• Problem to work on:
Provide the number of lines containing the word "brand", and nothing else.

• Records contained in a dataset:
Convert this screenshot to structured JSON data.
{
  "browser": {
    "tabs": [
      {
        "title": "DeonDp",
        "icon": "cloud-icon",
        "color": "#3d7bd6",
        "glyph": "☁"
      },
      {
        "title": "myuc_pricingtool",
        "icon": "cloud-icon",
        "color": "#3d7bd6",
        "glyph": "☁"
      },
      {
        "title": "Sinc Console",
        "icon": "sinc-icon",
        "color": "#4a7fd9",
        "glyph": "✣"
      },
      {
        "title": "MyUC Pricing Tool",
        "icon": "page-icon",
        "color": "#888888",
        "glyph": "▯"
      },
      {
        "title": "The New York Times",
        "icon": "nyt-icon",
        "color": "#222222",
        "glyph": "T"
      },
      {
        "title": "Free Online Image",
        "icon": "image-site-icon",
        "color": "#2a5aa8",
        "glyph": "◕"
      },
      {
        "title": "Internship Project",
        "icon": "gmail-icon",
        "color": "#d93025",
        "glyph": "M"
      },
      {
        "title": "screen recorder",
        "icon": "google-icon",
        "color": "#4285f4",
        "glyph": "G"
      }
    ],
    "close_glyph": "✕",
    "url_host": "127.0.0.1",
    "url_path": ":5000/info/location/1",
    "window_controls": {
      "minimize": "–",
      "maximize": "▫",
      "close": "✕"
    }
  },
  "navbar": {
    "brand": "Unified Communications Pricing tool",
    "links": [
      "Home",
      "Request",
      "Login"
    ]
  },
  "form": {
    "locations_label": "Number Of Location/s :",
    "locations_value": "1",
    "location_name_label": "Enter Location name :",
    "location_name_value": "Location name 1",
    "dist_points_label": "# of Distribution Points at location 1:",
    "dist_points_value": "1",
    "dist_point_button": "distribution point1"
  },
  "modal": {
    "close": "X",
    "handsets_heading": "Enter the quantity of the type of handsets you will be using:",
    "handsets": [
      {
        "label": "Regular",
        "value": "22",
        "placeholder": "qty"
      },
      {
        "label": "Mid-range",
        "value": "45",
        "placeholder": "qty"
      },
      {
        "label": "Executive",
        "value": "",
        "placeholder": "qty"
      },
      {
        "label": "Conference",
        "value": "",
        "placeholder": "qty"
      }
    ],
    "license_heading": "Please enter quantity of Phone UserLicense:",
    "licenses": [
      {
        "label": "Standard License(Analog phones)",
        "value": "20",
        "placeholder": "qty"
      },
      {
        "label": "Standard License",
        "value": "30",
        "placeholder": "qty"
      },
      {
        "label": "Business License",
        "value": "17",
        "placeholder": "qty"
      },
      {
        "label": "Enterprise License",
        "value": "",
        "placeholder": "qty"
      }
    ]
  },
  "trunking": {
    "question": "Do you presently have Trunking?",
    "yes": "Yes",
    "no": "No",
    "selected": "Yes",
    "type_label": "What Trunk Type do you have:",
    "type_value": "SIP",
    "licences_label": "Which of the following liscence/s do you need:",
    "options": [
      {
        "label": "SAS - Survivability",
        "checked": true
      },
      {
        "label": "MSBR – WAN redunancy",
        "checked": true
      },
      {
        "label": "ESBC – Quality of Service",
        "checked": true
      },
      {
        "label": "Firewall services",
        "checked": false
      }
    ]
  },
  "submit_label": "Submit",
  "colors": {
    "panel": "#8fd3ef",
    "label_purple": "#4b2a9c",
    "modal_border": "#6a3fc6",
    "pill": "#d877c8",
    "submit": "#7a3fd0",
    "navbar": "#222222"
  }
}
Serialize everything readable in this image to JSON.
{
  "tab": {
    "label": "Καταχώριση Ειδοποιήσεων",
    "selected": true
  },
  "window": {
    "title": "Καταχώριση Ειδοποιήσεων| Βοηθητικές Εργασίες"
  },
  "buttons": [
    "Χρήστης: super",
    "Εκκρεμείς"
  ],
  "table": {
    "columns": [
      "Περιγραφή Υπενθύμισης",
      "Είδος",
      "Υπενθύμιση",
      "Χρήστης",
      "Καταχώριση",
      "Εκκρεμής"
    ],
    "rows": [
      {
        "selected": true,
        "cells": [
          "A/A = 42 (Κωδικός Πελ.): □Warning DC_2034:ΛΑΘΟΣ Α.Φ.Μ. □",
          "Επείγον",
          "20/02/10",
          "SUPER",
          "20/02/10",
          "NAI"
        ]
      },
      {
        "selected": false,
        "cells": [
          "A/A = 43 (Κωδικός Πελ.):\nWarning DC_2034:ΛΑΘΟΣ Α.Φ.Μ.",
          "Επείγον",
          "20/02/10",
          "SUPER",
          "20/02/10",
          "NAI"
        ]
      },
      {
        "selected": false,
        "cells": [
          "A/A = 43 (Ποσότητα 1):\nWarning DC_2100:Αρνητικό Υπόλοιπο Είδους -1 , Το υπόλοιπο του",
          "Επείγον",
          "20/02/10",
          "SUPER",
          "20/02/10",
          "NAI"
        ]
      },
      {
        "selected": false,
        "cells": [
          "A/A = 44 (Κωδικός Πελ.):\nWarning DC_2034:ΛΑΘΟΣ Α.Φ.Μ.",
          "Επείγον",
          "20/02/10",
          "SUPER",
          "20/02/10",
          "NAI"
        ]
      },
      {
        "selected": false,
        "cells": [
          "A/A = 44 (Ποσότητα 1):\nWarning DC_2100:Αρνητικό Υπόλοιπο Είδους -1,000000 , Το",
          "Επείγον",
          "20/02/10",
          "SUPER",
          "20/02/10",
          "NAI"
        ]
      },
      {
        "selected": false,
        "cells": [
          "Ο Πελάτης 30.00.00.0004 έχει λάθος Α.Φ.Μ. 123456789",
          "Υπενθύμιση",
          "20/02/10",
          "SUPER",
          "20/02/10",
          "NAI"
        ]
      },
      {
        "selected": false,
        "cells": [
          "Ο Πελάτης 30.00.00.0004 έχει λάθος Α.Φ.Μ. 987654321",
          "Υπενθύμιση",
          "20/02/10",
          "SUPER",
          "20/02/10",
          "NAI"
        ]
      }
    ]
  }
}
* * *
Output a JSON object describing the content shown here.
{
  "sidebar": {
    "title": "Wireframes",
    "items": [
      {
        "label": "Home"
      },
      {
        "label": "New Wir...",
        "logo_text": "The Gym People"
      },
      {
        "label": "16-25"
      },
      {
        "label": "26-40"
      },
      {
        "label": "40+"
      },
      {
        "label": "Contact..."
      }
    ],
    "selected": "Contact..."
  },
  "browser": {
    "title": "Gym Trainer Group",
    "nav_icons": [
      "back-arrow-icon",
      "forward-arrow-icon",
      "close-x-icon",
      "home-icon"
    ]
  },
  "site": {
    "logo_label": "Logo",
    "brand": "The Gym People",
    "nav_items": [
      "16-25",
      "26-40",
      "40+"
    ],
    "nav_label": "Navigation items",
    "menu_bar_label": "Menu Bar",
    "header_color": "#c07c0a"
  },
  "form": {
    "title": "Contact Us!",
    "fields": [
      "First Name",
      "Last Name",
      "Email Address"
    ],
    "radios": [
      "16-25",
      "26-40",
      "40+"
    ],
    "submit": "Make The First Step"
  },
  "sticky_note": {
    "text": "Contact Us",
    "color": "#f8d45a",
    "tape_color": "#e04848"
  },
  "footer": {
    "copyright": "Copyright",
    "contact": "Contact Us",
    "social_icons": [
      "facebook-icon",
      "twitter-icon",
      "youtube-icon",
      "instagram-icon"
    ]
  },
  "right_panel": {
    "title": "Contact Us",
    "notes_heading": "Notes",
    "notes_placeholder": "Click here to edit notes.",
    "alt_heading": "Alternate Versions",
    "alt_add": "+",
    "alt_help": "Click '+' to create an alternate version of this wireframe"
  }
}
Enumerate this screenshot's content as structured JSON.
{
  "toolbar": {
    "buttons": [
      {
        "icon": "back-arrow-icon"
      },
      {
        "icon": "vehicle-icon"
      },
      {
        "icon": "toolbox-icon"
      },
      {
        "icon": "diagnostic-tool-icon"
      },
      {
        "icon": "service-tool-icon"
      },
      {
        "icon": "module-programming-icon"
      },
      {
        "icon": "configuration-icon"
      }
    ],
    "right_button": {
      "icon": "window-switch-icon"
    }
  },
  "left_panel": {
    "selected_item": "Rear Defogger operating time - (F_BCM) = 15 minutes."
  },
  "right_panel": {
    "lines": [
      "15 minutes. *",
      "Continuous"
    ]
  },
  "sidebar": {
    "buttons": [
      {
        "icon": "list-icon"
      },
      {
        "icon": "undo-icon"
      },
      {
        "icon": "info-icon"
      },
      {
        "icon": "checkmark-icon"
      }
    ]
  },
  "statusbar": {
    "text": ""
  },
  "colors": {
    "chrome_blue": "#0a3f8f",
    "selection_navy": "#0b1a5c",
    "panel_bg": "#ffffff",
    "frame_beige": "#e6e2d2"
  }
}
* * *
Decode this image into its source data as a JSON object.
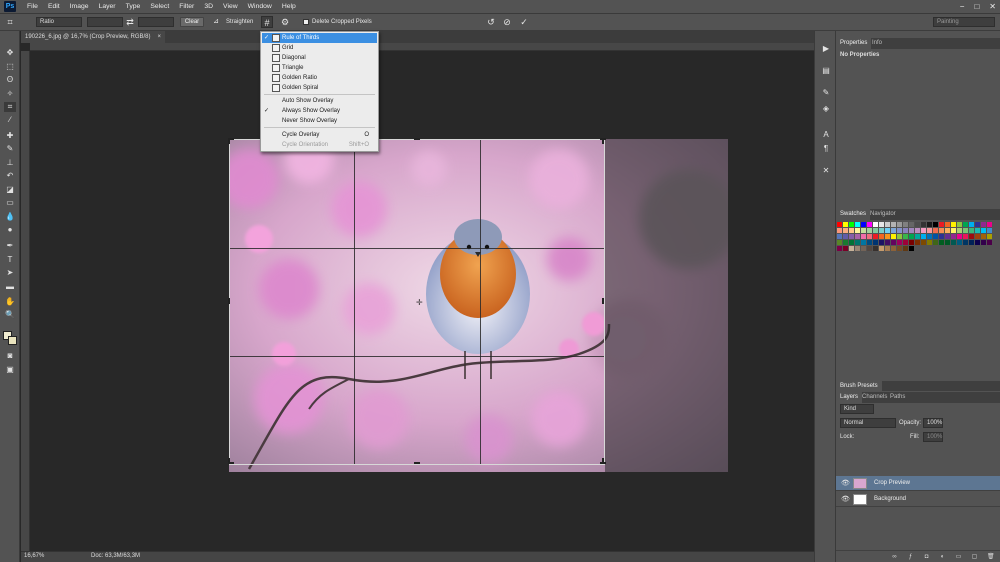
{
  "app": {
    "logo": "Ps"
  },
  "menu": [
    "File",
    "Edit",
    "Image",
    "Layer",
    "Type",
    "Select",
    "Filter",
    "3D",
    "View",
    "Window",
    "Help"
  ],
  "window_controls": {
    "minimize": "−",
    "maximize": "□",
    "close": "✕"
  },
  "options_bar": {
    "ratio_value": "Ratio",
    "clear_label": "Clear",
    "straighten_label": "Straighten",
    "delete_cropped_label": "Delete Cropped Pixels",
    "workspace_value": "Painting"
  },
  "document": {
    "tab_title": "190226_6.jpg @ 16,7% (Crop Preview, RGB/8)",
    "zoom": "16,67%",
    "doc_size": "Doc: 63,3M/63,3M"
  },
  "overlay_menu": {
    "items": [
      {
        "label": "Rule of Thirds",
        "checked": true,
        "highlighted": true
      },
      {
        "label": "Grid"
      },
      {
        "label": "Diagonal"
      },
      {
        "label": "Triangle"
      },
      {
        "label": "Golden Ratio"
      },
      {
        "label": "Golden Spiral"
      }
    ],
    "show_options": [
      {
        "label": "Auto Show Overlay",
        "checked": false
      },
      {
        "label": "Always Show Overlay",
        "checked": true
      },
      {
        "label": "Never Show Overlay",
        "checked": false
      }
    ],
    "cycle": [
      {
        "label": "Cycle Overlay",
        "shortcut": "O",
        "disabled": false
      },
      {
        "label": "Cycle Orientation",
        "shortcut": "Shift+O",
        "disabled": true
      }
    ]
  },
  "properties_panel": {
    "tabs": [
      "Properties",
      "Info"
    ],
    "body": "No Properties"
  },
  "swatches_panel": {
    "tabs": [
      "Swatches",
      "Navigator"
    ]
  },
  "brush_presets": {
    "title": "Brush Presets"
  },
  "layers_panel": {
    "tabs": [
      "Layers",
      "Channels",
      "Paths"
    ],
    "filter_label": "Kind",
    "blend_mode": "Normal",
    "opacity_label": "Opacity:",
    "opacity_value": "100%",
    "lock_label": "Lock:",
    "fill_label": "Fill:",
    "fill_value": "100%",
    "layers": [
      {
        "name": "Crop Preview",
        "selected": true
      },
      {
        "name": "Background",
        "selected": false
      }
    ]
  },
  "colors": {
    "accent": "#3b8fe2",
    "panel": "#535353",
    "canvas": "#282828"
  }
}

• Answer to the problem:
2